Report the number of lines where the string "value" occurs, and write nothing else.

* RECORDS SUPPLIED
****
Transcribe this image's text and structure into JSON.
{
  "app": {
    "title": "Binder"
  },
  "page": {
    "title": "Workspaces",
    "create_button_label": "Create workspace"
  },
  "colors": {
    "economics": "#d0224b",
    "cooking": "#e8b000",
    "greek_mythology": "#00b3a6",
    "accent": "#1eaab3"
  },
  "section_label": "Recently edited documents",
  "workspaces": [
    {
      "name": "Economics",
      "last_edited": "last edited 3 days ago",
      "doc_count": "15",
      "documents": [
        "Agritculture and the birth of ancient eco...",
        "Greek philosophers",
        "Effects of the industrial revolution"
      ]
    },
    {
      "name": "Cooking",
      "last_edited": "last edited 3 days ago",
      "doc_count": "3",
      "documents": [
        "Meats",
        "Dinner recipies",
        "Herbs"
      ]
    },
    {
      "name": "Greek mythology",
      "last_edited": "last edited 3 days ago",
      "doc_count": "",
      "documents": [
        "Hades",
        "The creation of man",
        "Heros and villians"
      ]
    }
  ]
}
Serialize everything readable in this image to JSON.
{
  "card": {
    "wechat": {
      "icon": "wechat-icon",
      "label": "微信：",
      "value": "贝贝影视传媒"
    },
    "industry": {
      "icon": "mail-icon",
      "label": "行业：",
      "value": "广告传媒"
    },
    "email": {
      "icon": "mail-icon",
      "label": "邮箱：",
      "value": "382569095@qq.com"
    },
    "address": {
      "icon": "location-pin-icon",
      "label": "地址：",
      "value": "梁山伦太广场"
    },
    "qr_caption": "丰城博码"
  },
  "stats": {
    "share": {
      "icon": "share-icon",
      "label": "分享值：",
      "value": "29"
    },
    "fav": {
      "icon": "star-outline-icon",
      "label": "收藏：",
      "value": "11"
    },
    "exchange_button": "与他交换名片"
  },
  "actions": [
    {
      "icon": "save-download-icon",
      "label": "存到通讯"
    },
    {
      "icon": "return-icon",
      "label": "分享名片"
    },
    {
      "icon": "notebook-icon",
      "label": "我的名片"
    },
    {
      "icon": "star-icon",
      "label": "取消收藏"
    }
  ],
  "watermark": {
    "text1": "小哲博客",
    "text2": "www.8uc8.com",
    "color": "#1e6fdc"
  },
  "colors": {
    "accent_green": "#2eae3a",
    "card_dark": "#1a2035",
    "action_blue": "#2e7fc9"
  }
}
****
* THE OUTPUT
6